DIRECTIONS FOR THIS TASK: Copy every line from the material below that holds "JSON".
## Begin
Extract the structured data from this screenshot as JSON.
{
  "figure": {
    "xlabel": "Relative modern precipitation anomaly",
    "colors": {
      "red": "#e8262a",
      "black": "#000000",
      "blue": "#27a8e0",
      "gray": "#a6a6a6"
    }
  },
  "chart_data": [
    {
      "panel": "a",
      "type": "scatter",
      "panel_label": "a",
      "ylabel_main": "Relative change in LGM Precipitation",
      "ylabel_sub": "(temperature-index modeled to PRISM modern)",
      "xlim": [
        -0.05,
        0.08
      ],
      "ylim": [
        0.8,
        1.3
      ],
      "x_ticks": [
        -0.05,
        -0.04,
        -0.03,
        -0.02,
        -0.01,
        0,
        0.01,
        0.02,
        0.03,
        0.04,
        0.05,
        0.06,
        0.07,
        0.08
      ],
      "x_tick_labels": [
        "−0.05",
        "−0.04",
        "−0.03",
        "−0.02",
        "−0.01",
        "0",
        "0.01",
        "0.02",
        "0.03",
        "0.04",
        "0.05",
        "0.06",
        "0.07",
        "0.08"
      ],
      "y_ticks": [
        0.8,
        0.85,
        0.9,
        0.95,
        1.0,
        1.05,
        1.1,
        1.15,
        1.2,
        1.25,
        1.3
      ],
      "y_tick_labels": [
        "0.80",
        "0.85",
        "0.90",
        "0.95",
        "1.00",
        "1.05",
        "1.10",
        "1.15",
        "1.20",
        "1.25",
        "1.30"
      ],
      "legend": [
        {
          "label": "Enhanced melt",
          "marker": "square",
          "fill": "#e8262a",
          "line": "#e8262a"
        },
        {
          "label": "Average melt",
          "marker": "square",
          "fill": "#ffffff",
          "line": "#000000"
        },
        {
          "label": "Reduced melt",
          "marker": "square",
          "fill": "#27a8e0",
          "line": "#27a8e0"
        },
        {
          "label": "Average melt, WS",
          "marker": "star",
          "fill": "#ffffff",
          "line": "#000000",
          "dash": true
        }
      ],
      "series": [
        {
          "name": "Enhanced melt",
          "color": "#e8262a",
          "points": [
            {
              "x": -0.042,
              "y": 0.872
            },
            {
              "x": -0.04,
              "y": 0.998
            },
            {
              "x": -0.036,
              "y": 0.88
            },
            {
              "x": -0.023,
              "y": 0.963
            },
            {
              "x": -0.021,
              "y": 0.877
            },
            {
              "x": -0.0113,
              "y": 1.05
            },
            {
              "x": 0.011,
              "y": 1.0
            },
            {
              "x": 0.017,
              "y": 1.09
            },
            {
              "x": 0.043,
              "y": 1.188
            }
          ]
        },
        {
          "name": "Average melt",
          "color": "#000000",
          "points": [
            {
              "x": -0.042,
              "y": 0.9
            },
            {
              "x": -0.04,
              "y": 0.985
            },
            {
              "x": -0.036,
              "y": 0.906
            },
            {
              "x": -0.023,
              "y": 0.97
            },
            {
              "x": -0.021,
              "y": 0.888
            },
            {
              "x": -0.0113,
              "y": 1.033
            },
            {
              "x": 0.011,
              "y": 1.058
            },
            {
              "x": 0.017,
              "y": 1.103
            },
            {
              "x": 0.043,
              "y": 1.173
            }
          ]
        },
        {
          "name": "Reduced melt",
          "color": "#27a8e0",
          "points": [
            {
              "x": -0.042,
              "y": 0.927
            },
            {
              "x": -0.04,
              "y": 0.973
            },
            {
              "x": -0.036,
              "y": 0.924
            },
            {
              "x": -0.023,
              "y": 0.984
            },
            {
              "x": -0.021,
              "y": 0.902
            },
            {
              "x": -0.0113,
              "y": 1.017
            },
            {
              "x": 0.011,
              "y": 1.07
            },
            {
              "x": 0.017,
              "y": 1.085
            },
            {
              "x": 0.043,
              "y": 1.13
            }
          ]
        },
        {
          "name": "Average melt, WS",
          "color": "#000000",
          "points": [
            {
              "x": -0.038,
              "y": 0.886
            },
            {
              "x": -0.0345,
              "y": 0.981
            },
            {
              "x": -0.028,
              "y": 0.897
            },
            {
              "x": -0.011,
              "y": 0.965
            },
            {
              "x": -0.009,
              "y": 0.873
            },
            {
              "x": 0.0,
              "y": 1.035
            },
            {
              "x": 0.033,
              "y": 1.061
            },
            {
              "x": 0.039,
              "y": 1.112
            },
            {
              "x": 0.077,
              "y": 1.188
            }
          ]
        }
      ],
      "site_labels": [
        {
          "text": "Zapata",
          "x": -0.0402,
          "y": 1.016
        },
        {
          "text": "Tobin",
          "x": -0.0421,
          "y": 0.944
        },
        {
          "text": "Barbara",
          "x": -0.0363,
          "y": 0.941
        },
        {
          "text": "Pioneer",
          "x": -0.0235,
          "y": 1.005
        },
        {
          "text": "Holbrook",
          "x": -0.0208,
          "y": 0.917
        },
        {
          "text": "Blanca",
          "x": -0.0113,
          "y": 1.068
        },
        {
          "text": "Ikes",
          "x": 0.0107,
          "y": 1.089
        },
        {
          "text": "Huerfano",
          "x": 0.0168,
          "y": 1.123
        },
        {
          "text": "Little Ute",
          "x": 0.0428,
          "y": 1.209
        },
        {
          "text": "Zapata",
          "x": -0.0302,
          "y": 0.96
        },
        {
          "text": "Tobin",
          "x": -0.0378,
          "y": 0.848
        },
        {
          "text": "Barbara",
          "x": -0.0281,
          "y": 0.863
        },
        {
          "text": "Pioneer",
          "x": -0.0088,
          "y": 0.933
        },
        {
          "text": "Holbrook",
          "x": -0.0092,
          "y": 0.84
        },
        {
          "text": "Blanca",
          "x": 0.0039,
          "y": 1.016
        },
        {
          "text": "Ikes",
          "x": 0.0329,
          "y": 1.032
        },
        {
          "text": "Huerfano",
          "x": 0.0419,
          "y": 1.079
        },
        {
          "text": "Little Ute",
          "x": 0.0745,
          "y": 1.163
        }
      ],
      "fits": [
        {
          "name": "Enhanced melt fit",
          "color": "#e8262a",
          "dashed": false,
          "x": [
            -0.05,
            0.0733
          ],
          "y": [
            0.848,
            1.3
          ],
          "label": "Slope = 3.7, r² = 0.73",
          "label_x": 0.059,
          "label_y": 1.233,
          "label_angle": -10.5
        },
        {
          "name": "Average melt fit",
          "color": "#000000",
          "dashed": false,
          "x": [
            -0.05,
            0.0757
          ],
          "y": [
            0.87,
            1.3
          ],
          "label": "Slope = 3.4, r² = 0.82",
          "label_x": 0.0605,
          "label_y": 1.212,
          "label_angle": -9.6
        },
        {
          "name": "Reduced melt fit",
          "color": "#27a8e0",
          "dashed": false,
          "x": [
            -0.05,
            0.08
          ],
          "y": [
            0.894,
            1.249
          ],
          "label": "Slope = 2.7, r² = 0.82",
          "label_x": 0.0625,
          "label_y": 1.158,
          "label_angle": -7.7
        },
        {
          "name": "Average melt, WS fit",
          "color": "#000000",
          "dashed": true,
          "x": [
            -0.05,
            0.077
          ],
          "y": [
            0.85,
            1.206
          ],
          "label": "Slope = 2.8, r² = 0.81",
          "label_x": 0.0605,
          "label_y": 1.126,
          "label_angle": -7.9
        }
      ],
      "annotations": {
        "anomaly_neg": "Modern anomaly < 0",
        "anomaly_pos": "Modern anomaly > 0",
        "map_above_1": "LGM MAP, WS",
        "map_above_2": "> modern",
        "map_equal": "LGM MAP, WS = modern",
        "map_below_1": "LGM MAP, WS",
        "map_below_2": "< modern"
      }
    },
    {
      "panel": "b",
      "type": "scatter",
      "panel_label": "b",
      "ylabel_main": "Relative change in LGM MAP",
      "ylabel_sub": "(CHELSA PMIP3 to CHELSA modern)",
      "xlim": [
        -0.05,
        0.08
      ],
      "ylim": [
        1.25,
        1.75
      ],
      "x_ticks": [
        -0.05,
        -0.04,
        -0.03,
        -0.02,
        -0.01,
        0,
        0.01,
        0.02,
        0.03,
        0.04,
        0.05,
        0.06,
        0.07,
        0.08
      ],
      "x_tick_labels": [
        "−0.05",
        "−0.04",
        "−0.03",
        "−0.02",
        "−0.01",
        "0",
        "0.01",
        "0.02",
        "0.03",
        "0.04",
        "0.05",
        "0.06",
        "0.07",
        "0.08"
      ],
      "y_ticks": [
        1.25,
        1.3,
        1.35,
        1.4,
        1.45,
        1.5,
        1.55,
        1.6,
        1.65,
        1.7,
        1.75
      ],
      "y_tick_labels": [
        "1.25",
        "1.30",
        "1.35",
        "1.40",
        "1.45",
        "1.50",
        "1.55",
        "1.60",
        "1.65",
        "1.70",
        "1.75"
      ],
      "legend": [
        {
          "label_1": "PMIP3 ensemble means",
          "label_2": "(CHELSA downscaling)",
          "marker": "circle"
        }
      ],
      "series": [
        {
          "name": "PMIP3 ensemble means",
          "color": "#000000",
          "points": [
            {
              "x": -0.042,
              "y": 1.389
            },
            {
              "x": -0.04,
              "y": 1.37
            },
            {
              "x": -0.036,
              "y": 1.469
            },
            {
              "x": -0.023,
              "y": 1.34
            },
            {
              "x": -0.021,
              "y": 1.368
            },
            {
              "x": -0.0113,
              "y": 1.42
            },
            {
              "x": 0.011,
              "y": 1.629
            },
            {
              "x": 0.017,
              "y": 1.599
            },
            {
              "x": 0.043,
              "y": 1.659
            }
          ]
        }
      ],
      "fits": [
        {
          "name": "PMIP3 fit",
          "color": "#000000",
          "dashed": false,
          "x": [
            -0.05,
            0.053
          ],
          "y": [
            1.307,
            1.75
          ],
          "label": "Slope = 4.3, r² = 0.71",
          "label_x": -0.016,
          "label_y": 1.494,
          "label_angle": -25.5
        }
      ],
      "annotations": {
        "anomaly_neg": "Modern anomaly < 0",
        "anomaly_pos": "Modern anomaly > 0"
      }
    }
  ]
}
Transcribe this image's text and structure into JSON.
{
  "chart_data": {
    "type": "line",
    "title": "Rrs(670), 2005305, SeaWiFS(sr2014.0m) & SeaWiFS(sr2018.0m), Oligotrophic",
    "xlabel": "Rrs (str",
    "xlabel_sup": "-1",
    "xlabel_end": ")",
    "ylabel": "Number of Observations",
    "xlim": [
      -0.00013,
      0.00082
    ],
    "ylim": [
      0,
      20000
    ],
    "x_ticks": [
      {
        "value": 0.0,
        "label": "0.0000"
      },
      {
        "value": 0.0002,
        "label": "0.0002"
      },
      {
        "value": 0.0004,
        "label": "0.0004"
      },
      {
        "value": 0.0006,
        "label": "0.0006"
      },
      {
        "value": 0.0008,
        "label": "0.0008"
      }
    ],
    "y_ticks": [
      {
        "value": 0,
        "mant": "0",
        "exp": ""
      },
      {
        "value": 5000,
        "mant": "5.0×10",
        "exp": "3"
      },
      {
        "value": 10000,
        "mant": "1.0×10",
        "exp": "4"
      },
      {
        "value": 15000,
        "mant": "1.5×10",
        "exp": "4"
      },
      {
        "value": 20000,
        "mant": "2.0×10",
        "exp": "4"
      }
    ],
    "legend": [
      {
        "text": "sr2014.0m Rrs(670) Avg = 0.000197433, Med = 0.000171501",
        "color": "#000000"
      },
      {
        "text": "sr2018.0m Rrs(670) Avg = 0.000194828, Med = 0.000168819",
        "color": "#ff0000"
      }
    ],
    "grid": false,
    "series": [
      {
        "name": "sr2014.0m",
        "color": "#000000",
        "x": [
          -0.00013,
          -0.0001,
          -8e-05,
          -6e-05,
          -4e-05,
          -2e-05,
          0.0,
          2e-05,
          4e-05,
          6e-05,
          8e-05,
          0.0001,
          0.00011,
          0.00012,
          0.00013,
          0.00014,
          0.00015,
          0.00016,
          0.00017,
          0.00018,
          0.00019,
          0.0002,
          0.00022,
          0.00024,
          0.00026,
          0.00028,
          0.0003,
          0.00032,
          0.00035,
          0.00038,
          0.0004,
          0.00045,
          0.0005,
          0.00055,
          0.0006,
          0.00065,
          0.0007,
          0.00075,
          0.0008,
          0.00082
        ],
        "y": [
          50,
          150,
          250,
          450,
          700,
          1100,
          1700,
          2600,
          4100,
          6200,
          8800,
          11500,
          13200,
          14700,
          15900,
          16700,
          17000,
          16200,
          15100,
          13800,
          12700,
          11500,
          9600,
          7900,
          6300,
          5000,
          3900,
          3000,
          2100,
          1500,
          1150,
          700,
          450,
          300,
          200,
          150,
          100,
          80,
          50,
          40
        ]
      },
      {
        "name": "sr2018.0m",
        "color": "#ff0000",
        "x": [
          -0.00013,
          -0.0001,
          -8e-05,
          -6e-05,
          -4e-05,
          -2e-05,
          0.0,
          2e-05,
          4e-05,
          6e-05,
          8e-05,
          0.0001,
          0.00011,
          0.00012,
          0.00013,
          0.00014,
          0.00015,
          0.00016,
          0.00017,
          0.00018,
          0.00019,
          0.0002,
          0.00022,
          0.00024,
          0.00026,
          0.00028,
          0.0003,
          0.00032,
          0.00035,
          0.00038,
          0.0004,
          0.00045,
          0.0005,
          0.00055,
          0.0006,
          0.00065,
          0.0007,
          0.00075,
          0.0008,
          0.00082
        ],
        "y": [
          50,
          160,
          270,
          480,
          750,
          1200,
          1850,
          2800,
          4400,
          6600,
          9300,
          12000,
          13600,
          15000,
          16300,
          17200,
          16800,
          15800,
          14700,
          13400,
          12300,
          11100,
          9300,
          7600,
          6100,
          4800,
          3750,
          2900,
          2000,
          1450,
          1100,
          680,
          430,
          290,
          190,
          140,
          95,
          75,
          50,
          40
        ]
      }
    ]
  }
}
## End
EXERCISE RESPONSE:
Extract the structured data from this screenshot as JSON.
Transcribe this image's text and structure into JSON.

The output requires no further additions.